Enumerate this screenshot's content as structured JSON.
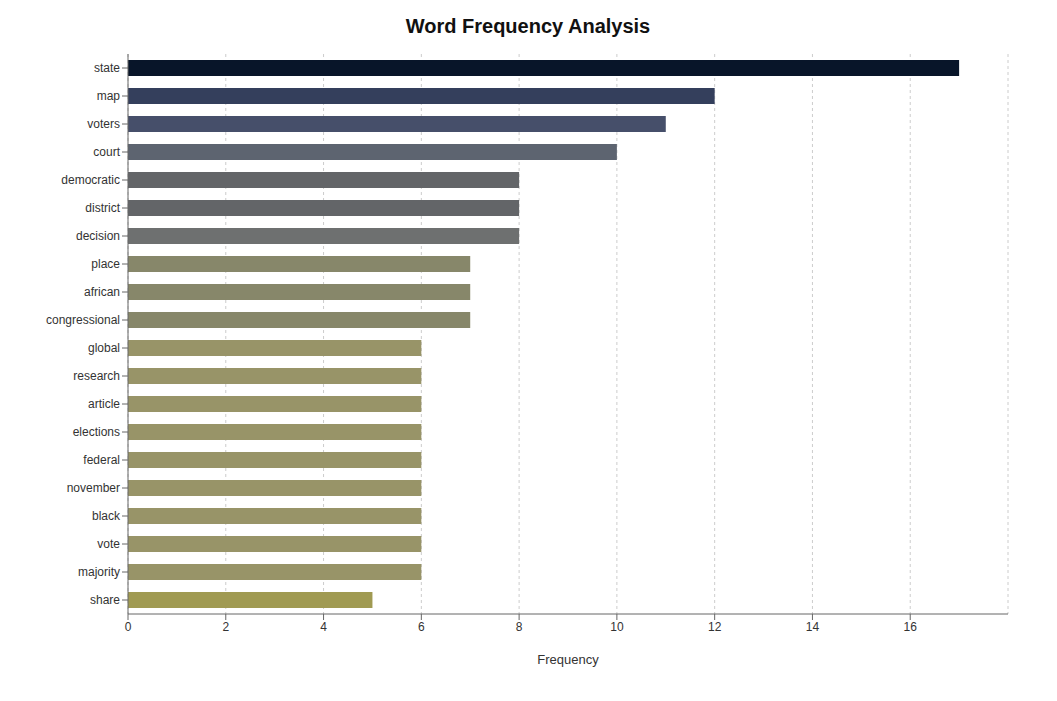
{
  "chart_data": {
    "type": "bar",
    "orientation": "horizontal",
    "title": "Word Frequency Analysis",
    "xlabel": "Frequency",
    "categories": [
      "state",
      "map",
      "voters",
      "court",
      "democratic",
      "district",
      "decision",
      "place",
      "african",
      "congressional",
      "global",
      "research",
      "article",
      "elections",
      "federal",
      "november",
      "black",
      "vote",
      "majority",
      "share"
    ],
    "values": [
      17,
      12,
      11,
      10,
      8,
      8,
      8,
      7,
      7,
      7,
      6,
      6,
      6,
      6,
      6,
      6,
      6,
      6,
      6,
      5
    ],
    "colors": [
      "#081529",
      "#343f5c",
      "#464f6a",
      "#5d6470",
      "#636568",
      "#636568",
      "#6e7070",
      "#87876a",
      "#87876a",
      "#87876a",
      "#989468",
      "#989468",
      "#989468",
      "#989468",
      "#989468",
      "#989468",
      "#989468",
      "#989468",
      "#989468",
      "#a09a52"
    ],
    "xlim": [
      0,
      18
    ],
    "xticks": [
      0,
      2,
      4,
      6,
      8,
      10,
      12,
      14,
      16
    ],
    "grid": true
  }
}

—————

*Your objective:* Return each line in the records that holds the string "Frequency".

*Solution for this problem:*
    "title": "Word Frequency Analysis",
    "xlabel": "Frequency",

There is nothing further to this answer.